# Written instruction:
Type out all the records word for word. Any pictures are to be left out.

########

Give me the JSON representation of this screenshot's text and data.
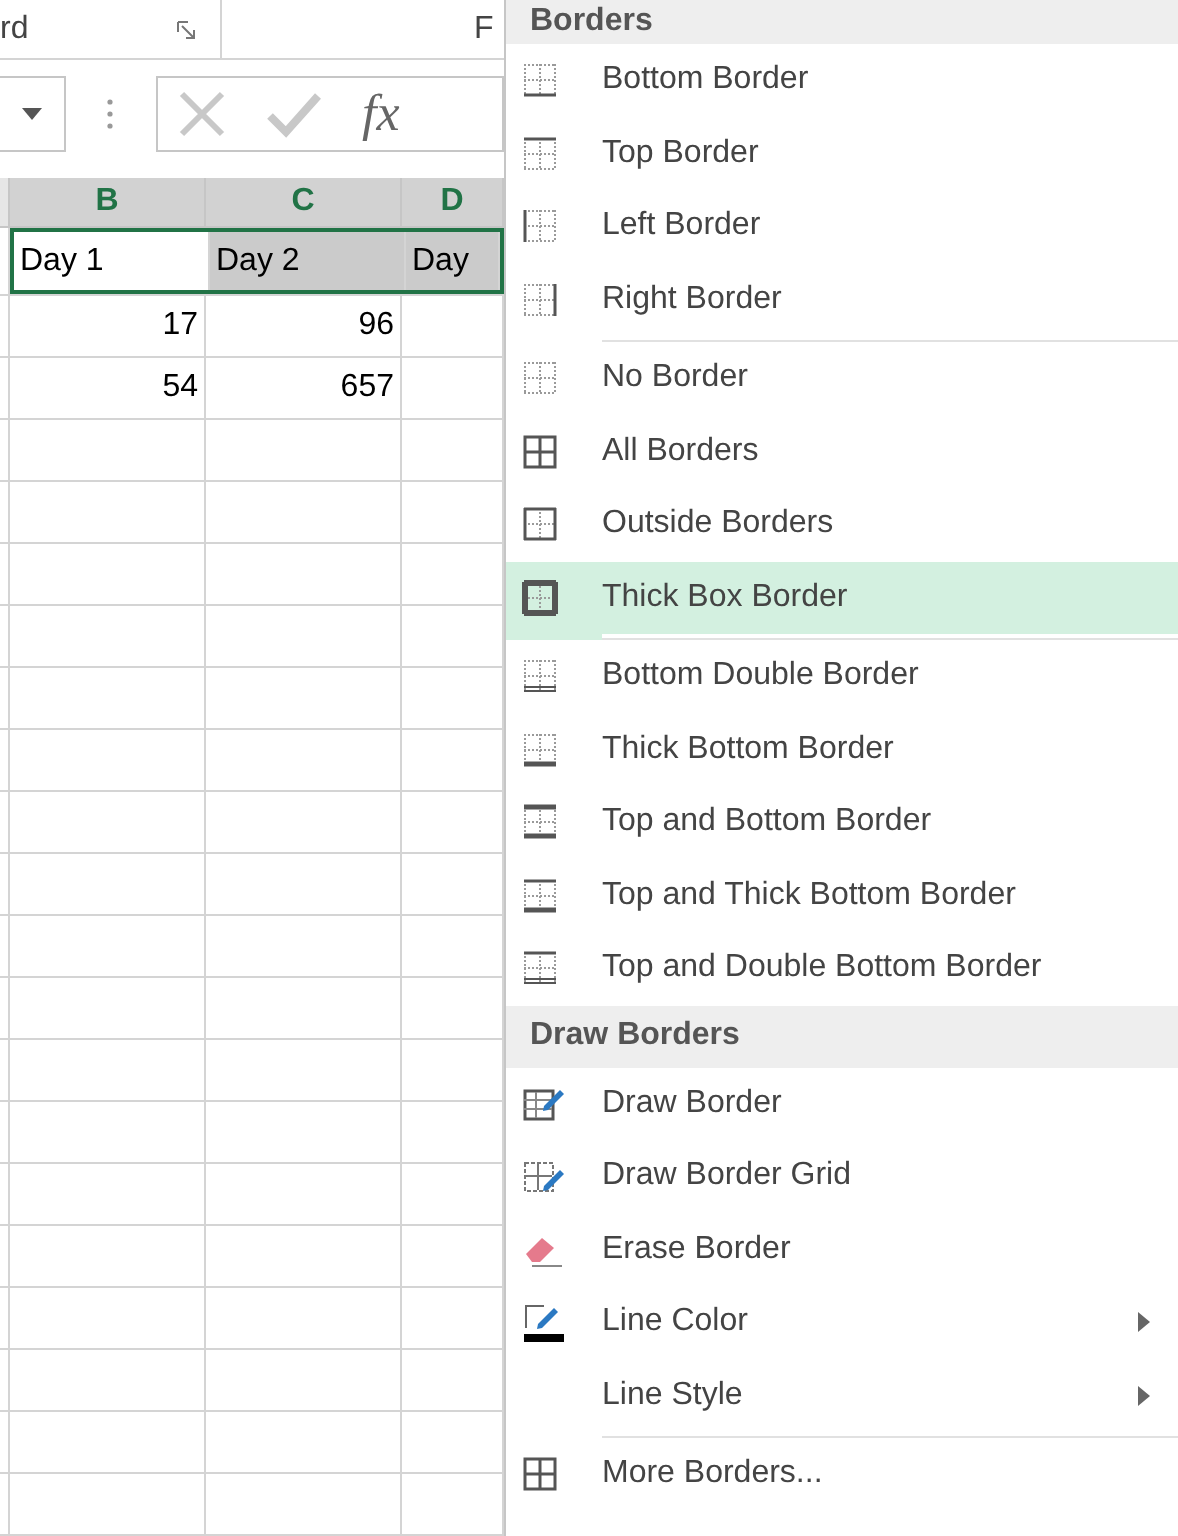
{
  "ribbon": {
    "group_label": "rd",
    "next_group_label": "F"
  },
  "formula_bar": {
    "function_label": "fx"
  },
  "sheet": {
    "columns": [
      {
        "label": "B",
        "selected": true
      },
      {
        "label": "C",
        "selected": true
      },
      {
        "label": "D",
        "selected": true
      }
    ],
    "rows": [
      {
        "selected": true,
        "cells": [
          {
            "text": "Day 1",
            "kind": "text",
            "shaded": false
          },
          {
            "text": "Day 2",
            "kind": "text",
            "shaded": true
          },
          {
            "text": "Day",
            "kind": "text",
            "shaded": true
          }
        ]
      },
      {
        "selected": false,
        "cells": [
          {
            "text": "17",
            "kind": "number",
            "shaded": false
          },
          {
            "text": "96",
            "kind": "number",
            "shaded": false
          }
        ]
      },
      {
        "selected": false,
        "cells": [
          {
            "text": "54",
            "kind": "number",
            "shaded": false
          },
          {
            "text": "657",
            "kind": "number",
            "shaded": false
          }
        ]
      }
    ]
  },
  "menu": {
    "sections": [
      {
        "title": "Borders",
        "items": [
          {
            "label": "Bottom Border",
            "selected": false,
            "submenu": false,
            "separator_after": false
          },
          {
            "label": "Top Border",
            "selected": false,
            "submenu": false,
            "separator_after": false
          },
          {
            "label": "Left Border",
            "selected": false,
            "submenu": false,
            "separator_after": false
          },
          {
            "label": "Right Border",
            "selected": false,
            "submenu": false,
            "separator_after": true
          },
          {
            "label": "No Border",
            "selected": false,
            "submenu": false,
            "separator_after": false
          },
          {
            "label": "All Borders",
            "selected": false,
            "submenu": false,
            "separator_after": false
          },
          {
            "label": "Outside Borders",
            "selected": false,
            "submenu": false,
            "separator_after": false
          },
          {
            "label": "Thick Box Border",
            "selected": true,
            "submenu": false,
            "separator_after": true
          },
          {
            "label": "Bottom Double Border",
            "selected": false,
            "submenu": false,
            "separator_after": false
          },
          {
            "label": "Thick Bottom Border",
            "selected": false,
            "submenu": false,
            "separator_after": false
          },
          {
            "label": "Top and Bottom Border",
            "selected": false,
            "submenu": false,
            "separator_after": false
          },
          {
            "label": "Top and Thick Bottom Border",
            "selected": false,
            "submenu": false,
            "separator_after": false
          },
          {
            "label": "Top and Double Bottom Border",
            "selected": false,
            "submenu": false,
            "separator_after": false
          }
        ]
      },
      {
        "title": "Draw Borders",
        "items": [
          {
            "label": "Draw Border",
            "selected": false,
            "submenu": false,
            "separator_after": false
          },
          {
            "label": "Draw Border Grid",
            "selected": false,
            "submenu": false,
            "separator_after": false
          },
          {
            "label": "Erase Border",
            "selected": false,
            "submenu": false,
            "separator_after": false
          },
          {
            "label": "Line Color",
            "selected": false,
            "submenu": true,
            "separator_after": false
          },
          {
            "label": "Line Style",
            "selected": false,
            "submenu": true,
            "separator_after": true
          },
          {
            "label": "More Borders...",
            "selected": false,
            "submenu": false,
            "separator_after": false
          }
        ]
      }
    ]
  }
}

########

# Exercise response:
Give me the JSON representation of this screenshot's text and data.
{
  "ribbon": {
    "group_label": "rd",
    "next_group_label": "F"
  },
  "formula_bar": {
    "function_label": "fx"
  },
  "sheet": {
    "columns": [
      {
        "label": "B",
        "selected": true
      },
      {
        "label": "C",
        "selected": true
      },
      {
        "label": "D",
        "selected": true
      }
    ],
    "rows": [
      {
        "selected": true,
        "cells": [
          {
            "text": "Day 1",
            "kind": "text",
            "shaded": false
          },
          {
            "text": "Day 2",
            "kind": "text",
            "shaded": true
          },
          {
            "text": "Day",
            "kind": "text",
            "shaded": true
          }
        ]
      },
      {
        "selected": false,
        "cells": [
          {
            "text": "17",
            "kind": "number",
            "shaded": false
          },
          {
            "text": "96",
            "kind": "number",
            "shaded": false
          }
        ]
      },
      {
        "selected": false,
        "cells": [
          {
            "text": "54",
            "kind": "number",
            "shaded": false
          },
          {
            "text": "657",
            "kind": "number",
            "shaded": false
          }
        ]
      }
    ]
  },
  "menu": {
    "sections": [
      {
        "title": "Borders",
        "items": [
          {
            "label": "Bottom Border",
            "selected": false,
            "submenu": false,
            "separator_after": false
          },
          {
            "label": "Top Border",
            "selected": false,
            "submenu": false,
            "separator_after": false
          },
          {
            "label": "Left Border",
            "selected": false,
            "submenu": false,
            "separator_after": false
          },
          {
            "label": "Right Border",
            "selected": false,
            "submenu": false,
            "separator_after": true
          },
          {
            "label": "No Border",
            "selected": false,
            "submenu": false,
            "separator_after": false
          },
          {
            "label": "All Borders",
            "selected": false,
            "submenu": false,
            "separator_after": false
          },
          {
            "label": "Outside Borders",
            "selected": false,
            "submenu": false,
            "separator_after": false
          },
          {
            "label": "Thick Box Border",
            "selected": true,
            "submenu": false,
            "separator_after": true
          },
          {
            "label": "Bottom Double Border",
            "selected": false,
            "submenu": false,
            "separator_after": false
          },
          {
            "label": "Thick Bottom Border",
            "selected": false,
            "submenu": false,
            "separator_after": false
          },
          {
            "label": "Top and Bottom Border",
            "selected": false,
            "submenu": false,
            "separator_after": false
          },
          {
            "label": "Top and Thick Bottom Border",
            "selected": false,
            "submenu": false,
            "separator_after": false
          },
          {
            "label": "Top and Double Bottom Border",
            "selected": false,
            "submenu": false,
            "separator_after": false
          }
        ]
      },
      {
        "title": "Draw Borders",
        "items": [
          {
            "label": "Draw Border",
            "selected": false,
            "submenu": false,
            "separator_after": false
          },
          {
            "label": "Draw Border Grid",
            "selected": false,
            "submenu": false,
            "separator_after": false
          },
          {
            "label": "Erase Border",
            "selected": false,
            "submenu": false,
            "separator_after": false
          },
          {
            "label": "Line Color",
            "selected": false,
            "submenu": true,
            "separator_after": false
          },
          {
            "label": "Line Style",
            "selected": false,
            "submenu": true,
            "separator_after": true
          },
          {
            "label": "More Borders...",
            "selected": false,
            "submenu": false,
            "separator_after": false
          }
        ]
      }
    ]
  }
}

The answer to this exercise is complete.